That is the plea from the chairperson of the Galway branch of the Irish Hotels Federation (IHF), John Ryan, who is urging the Government to keep the 9% VAT rate for the tourism and hospitality sectors indefinitely.
The Government delayed the introduction of a 13.5% rate until March 1 at a cost of €250 million to help the sector get back on its feet after Covid.
Minister for Public Expenditure Paschal Donohue referred to price gouging in hotels over the summer as one of the key reasons he was upping the rate.
Minister for Tourism, Culture, Arts, Gaeltacht, Sport and Media Catherine Martin last week stated that it was no secret she had sought the retention of the 9% rate in negotiations for the 2023 Budget and “will continue to seek it”.
The lobby group for small to medium business, ISME, has called for the reduced VAT rate to be brought in for the entire services sector.
The owner of the Ardilaun Hotel in Taylor’s Hill said the average price of a hotel room was €167 last year. With 4,000 rooms in Dublin booked out to accommodate refugees, the price of the remaining stock was at a premium.
“You could find a couple of examples all over the country where people were charging unfair prices and were wrong. There were a few serious spikes – maybe 1% of overall accommodation stock in Dublin did that. If I was a customer I wouldn’t pay it,” Mr Ryan said.
“But they shouldn’t penalise the entire sector because of that 1%. The 9% is the right one. We would be the same as other countries where tourism is a key industry. If we went up to 13.5%, we’d be the second highest after Denmark.

### DATA EXTRACT
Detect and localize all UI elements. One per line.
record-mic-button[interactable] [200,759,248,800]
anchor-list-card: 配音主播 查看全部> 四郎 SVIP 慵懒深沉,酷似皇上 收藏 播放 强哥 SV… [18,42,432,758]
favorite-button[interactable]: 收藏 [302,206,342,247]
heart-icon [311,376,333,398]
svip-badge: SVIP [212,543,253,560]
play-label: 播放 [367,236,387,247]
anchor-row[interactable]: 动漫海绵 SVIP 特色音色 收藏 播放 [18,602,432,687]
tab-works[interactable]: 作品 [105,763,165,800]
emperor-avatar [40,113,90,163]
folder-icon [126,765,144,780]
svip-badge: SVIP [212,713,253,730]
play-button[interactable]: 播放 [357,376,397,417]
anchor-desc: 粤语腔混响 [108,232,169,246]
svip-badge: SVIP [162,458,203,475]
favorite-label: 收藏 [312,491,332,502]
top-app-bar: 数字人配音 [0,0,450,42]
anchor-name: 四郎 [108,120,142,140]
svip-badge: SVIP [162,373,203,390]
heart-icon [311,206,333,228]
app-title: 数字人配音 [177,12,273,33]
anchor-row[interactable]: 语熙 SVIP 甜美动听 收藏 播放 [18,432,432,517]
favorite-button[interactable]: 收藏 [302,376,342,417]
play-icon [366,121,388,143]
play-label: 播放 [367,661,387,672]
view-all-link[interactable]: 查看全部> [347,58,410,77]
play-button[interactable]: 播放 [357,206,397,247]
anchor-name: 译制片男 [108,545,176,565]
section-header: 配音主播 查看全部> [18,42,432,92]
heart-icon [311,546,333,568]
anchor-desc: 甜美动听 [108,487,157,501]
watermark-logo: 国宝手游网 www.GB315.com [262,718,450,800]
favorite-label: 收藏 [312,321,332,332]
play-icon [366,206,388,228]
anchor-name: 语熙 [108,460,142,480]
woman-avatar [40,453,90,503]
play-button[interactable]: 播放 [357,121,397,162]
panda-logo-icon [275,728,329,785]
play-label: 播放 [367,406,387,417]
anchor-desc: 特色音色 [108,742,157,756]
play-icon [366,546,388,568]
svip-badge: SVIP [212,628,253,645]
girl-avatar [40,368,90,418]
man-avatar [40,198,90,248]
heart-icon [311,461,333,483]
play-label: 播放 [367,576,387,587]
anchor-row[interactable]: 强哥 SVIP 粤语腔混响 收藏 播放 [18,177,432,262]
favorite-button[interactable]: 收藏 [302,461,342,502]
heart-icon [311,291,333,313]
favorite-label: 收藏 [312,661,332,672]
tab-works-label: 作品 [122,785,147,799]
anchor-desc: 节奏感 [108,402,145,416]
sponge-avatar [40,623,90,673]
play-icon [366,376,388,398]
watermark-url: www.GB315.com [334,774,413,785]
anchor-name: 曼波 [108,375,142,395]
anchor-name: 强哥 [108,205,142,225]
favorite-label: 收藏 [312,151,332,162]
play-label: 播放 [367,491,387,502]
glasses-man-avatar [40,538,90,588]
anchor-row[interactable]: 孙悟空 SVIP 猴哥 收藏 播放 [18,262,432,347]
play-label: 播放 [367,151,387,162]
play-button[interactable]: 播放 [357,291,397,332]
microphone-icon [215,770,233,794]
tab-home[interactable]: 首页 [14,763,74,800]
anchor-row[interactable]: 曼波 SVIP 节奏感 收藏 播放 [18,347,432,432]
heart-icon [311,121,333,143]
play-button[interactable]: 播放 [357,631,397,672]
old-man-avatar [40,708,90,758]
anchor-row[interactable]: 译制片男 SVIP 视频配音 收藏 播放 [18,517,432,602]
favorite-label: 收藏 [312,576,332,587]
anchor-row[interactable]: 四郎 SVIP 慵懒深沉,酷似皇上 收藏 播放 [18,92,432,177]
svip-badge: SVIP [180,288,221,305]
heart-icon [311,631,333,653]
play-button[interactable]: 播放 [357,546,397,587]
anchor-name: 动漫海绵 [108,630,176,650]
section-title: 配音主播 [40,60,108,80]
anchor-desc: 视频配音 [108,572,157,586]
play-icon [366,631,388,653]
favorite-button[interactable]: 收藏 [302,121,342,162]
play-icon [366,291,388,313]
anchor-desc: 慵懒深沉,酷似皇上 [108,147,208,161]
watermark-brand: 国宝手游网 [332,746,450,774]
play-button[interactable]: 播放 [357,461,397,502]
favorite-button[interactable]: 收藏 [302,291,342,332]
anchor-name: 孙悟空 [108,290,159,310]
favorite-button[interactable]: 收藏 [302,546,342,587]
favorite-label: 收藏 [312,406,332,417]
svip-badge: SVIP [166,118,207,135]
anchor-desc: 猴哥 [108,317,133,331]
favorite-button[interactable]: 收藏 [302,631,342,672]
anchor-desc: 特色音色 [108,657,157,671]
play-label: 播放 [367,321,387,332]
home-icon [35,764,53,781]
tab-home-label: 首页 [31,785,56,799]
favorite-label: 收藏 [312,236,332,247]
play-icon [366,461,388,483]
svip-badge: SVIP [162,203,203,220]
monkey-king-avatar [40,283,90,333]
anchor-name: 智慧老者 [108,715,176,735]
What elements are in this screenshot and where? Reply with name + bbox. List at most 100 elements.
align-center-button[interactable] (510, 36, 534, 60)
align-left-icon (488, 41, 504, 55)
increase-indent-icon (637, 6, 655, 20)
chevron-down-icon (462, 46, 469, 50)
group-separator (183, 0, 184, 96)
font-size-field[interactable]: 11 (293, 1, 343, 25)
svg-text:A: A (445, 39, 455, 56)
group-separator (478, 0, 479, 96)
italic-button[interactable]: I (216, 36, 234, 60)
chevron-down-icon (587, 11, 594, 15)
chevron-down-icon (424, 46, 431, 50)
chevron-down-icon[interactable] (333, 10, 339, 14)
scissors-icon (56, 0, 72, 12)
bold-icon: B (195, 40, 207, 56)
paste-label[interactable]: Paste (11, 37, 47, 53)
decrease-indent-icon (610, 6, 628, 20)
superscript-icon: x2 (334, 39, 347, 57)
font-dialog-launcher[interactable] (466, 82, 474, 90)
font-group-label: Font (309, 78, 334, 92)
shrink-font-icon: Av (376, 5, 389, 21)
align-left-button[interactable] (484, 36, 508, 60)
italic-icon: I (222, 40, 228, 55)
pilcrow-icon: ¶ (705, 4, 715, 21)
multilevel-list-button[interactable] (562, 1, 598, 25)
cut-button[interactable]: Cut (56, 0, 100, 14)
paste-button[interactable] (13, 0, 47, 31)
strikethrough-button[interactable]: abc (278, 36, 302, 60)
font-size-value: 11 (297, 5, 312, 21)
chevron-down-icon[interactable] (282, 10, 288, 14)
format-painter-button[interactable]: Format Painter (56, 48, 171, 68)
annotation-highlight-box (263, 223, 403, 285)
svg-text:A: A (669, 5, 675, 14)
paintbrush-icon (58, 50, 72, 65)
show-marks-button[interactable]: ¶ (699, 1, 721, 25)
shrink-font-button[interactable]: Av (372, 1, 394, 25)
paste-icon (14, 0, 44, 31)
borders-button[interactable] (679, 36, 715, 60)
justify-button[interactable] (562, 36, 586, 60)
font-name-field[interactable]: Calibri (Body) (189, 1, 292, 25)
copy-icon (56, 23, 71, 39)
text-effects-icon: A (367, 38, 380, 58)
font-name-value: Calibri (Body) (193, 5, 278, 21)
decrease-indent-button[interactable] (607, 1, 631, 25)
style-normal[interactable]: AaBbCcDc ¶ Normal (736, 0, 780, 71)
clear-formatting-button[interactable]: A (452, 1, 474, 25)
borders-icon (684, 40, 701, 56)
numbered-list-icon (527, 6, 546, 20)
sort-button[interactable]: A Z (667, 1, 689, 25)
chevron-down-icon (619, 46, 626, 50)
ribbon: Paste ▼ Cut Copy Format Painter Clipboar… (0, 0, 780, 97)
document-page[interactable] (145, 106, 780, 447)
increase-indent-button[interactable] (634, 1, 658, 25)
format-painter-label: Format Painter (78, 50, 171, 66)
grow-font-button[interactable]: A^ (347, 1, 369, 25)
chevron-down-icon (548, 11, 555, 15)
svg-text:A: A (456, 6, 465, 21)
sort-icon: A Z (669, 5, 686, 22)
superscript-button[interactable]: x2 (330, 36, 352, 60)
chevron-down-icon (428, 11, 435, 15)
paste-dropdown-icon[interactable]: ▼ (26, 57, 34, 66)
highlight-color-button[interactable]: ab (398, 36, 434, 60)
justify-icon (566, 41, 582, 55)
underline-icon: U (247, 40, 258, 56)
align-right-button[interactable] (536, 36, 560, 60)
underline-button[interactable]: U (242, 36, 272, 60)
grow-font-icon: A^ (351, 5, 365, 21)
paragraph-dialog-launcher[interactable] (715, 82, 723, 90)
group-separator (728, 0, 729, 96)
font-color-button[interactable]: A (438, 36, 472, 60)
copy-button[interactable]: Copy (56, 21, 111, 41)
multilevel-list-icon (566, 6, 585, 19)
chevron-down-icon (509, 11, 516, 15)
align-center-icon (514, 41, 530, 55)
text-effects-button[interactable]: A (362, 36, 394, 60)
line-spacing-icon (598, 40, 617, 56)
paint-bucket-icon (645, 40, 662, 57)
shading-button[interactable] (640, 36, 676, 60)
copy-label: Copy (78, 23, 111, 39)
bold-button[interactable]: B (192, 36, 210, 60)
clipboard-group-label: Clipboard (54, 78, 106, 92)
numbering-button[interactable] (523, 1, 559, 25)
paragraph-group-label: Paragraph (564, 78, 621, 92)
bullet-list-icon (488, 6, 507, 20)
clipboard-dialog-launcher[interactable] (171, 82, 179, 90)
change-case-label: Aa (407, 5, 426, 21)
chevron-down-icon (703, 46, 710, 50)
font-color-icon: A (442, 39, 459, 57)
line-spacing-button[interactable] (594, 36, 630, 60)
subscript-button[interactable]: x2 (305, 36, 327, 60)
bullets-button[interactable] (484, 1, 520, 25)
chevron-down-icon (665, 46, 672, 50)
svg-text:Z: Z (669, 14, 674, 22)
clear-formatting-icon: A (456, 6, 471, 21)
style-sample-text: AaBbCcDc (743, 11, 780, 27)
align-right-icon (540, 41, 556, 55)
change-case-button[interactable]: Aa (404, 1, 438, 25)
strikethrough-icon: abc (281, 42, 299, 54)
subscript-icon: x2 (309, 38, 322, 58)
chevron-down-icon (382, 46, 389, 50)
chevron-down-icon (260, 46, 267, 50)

### REQUIREMENT 1
List every person named in the article on the hospitality VAT rate, along with the title or role the article gives each one.
### REQUIREMENT 2
Answer these questions from the article on the hospitality VAT rate.
(a) What did it cost to delay the introduction of the 13.5% rate until March 1?
(b) What was the average price of a hotel room last year?
(c) How many rooms in Dublin were booked out to accommodate refugees?
### REQUIREMENT 3
Please resume the article on the hospitality VAT rate, starting right after its last sentence.
The rows are unrelated to the article on the hospitality VAT rate and should be treated as separate material.

### EXERCISE OUTPUT 1
- John Ryan: chairperson of the Galway branch of the Irish Hotels Federation (IHF), and owner of the Ardilaun Hotel in Taylor's Hill
- Paschal Donohue: Minister for Public Expenditure
- Catherine Martin: Minister for Tourism, Culture, Arts, Gaeltacht, Sport and Media

### EXERCISE OUTPUT 2
(a) €250 million
(b) €167
(c) 4,000

### EXERCISE OUTPUT 3
“We couldn’t absorb that. We have already contracted our foreign business for 2024/25 – we’d have to go out and tell suppliers we are putting up rates. That’s just not on.”
With almost all key tourism markets experiencing a cost-of-living crisis, the last thing the industry can cope with is a tax jump.
Of 27 EU countries, the VAT rate on accommodation is 9% or lower in 16 countries.
Tourism supports 22,000 jobs throughout Galway, generating €910 million in tourism revenues annually for the local economy.
Last year the average room occupancy levels were 69% for the West, just 1% lower than national rates. Over the same period in 2019, however, room occupancy was at 78% nationally.
This is largely due to a shortfall in overseas visitors to Ireland, with numbers still down more than 25% last year compared to 2019.
A recent survey found that hotels and guesthouses were reporting reduced levels of forward bookings compared to the same time in 2019.
Some 57% report reduced bookings from Great Britain, 48% say bookings are down from Northern Ireland, while 37% record fewer bookings from the rest of Europe. US bookings are down 41%.